____ Information shown

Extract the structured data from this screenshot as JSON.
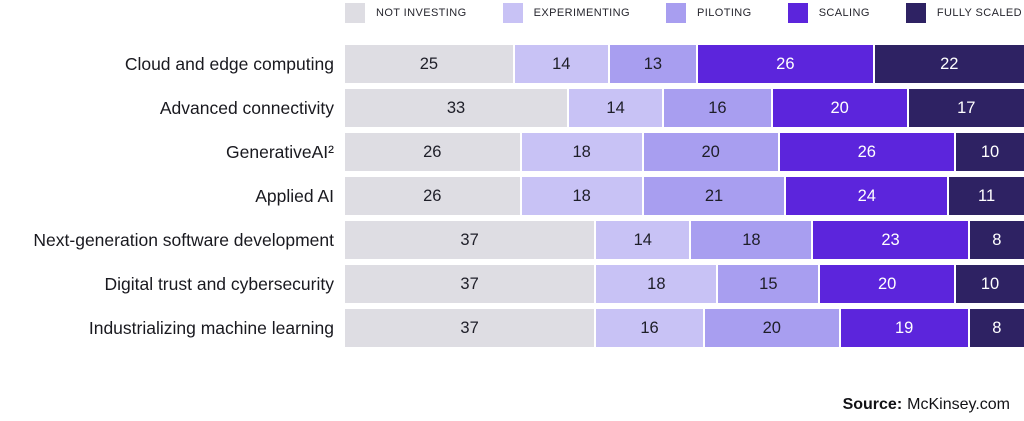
{
  "chart_data": {
    "type": "bar",
    "stacked": true,
    "orientation": "horizontal",
    "title": "",
    "xlabel": "",
    "ylabel": "",
    "xlim": [
      0,
      100
    ],
    "grid": false,
    "legend_position": "top",
    "categories": [
      "Cloud and edge computing",
      "Advanced connectivity",
      "GenerativeAI²",
      "Applied AI",
      "Next-generation software development",
      "Digital trust and cybersecurity",
      "Industrializing machine learning"
    ],
    "series": [
      {
        "name": "NOT INVESTING",
        "color": "#dedde3",
        "text_color": "#1e1e28",
        "values": [
          25,
          33,
          26,
          26,
          37,
          37,
          37
        ]
      },
      {
        "name": "EXPERIMENTING",
        "color": "#c8c2f5",
        "text_color": "#1e1e28",
        "values": [
          14,
          14,
          18,
          18,
          14,
          18,
          16
        ]
      },
      {
        "name": "PILOTING",
        "color": "#a89ef0",
        "text_color": "#1e1e28",
        "values": [
          13,
          16,
          20,
          21,
          18,
          15,
          20
        ]
      },
      {
        "name": "SCALING",
        "color": "#5c25dc",
        "text_color": "#ffffff",
        "values": [
          26,
          20,
          26,
          24,
          23,
          20,
          19
        ]
      },
      {
        "name": "FULLY SCALED",
        "color": "#2e2263",
        "text_color": "#ffffff",
        "values": [
          22,
          17,
          10,
          11,
          8,
          10,
          8
        ]
      }
    ],
    "source": {
      "label": "Source:",
      "value": "McKinsey.com"
    }
  }
}
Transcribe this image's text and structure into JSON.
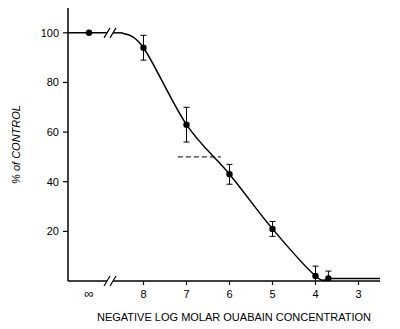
{
  "chart_data": {
    "type": "line",
    "x_label": "NEGATIVE LOG MOLAR OUABAIN CONCENTRATION",
    "y_label": "% of CONTROL",
    "xlim": [
      8.5,
      2.5
    ],
    "xticks": [
      8,
      7,
      6,
      5,
      4,
      3
    ],
    "ylim": [
      0,
      110
    ],
    "yticks": [
      20,
      40,
      60,
      80,
      100
    ],
    "control": {
      "label": "∞",
      "value": 100
    },
    "series": [
      {
        "name": "ouabain",
        "color": "#000000",
        "marker": "circle",
        "line_style": "solid",
        "x": [
          8,
          7,
          6,
          5,
          4,
          3.7
        ],
        "values": [
          94,
          63,
          43,
          21,
          2,
          1
        ],
        "errors": [
          5,
          7,
          4,
          3,
          4,
          3
        ]
      }
    ],
    "reference_line": {
      "y": 50,
      "x": [
        7.2,
        6.2
      ],
      "line_style": "dashed"
    }
  }
}
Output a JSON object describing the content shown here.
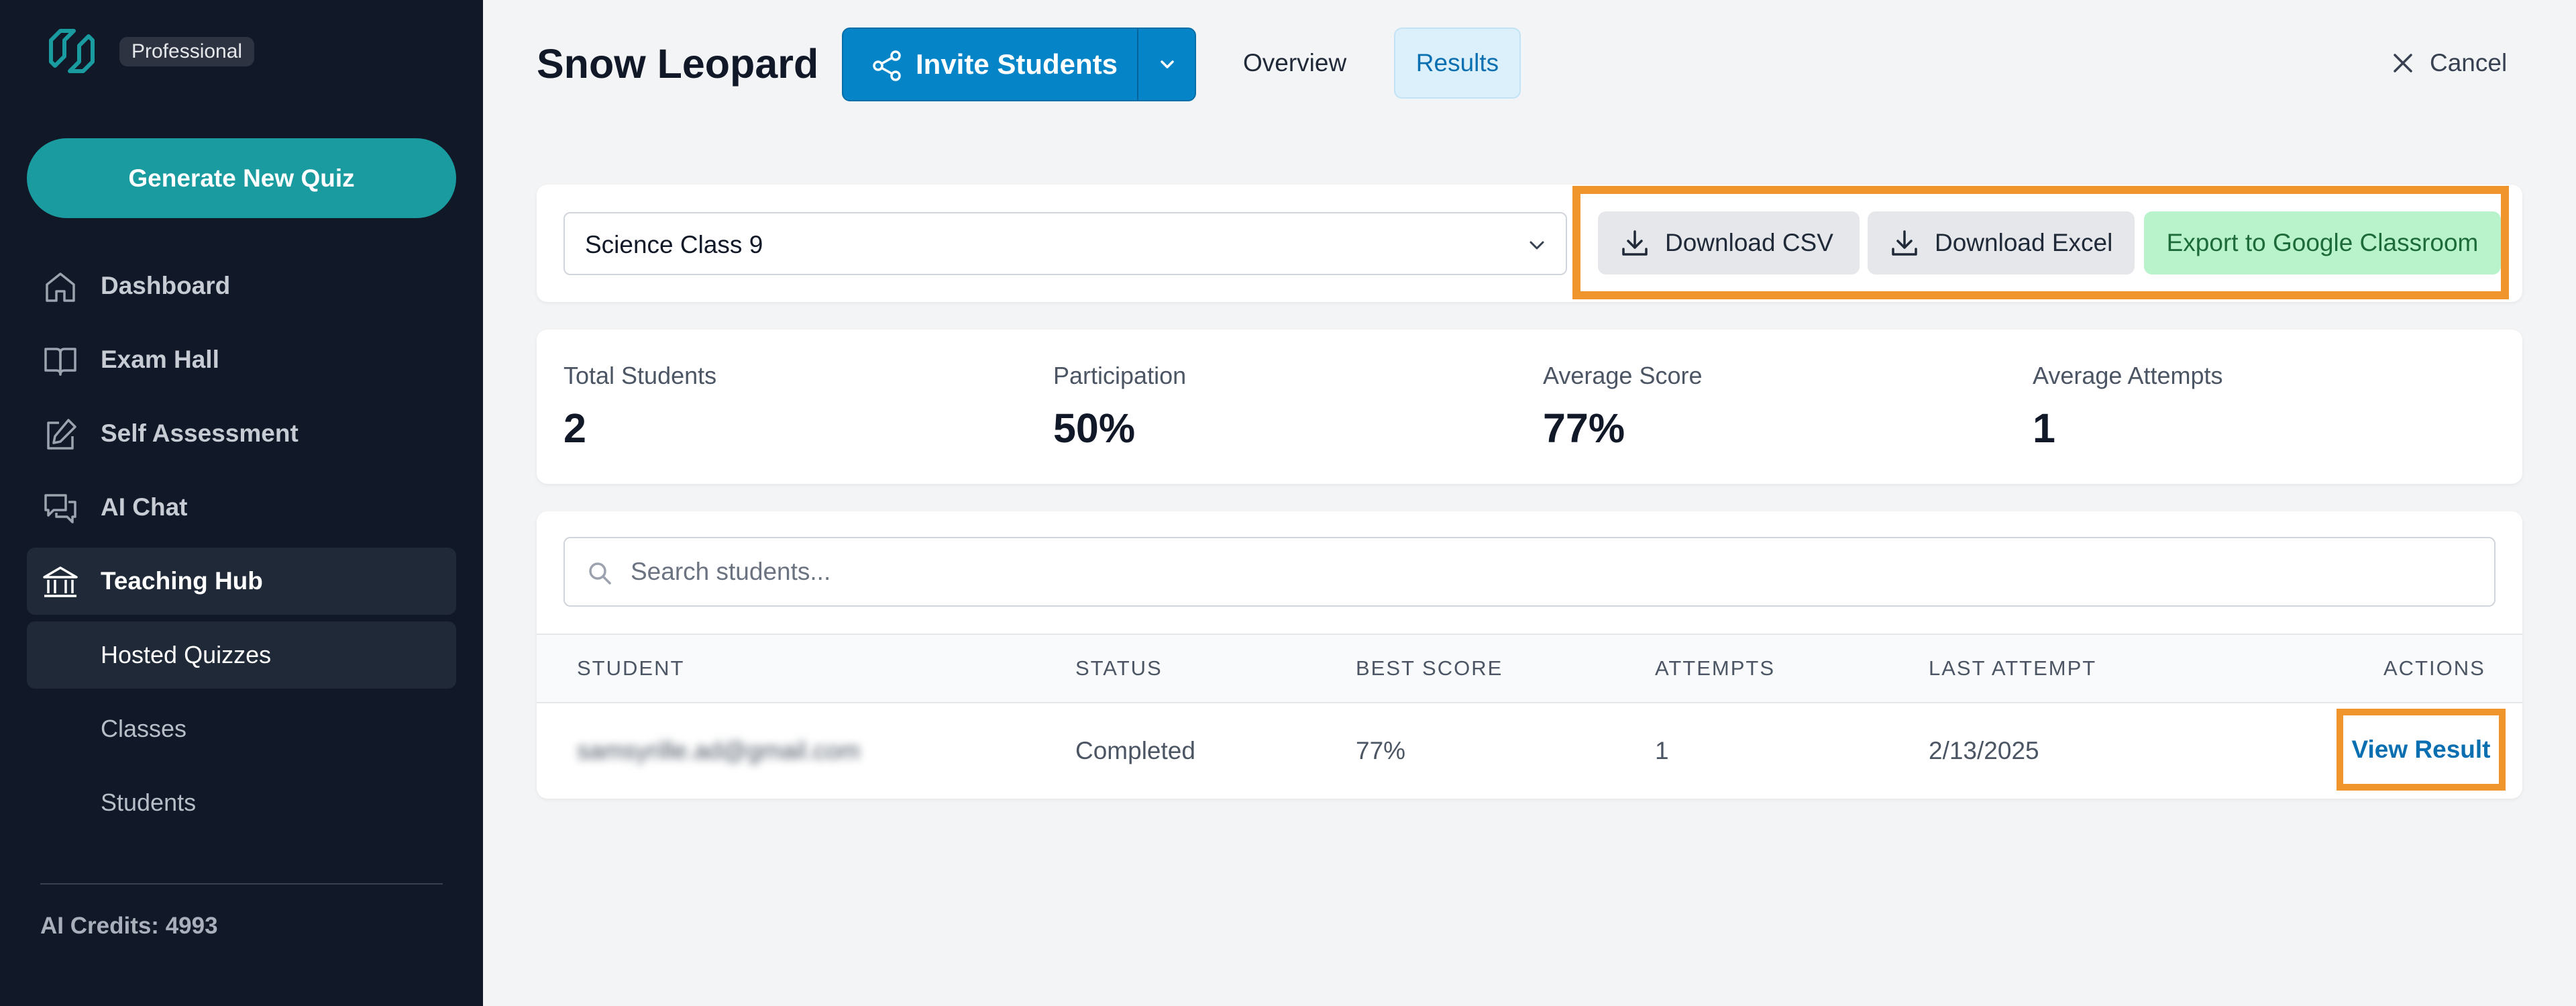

________

- _Given exercise_
Without the pictures, restate all the entries above exactly.

- _Response to this task_
Extract the structured data from this screenshot as JSON.
{
  "chart_data": {
    "type": "bar",
    "stacked": true,
    "orientation": "horizontal",
    "title": "",
    "xlabel": "",
    "ylabel": "",
    "xlim": [
      0,
      100
    ],
    "grid": false,
    "legend_position": "top",
    "categories": [
      "Cloud and edge computing",
      "Advanced connectivity",
      "GenerativeAI²",
      "Applied AI",
      "Next-generation software development",
      "Digital trust and cybersecurity",
      "Industrializing machine learning"
    ],
    "series": [
      {
        "name": "NOT INVESTING",
        "color": "#dedde3",
        "text_color": "#1e1e28",
        "values": [
          25,
          33,
          26,
          26,
          37,
          37,
          37
        ]
      },
      {
        "name": "EXPERIMENTING",
        "color": "#c8c2f5",
        "text_color": "#1e1e28",
        "values": [
          14,
          14,
          18,
          18,
          14,
          18,
          16
        ]
      },
      {
        "name": "PILOTING",
        "color": "#a89ef0",
        "text_color": "#1e1e28",
        "values": [
          13,
          16,
          20,
          21,
          18,
          15,
          20
        ]
      },
      {
        "name": "SCALING",
        "color": "#5c25dc",
        "text_color": "#ffffff",
        "values": [
          26,
          20,
          26,
          24,
          23,
          20,
          19
        ]
      },
      {
        "name": "FULLY SCALED",
        "color": "#2e2263",
        "text_color": "#ffffff",
        "values": [
          22,
          17,
          10,
          11,
          8,
          10,
          8
        ]
      }
    ],
    "source": {
      "label": "Source:",
      "value": "McKinsey.com"
    }
  }
}
Transcribe this image's text and structure into JSON.
{
  "chart_data": {
    "type": "line",
    "x_label": "NEGATIVE LOG MOLAR OUABAIN CONCENTRATION",
    "y_label": "% of CONTROL",
    "xlim": [
      8.5,
      2.5
    ],
    "xticks": [
      8,
      7,
      6,
      5,
      4,
      3
    ],
    "ylim": [
      0,
      110
    ],
    "yticks": [
      20,
      40,
      60,
      80,
      100
    ],
    "control": {
      "label": "∞",
      "value": 100
    },
    "series": [
      {
        "name": "ouabain",
        "color": "#000000",
        "marker": "circle",
        "line_style": "solid",
        "x": [
          8,
          7,
          6,
          5,
          4,
          3.7
        ],
        "values": [
          94,
          63,
          43,
          21,
          2,
          1
        ],
        "errors": [
          5,
          7,
          4,
          3,
          4,
          3
        ]
      }
    ],
    "reference_line": {
      "y": 50,
      "x": [
        7.2,
        6.2
      ],
      "line_style": "dashed"
    }
  }
}
Output a JSON object describing the content shown here.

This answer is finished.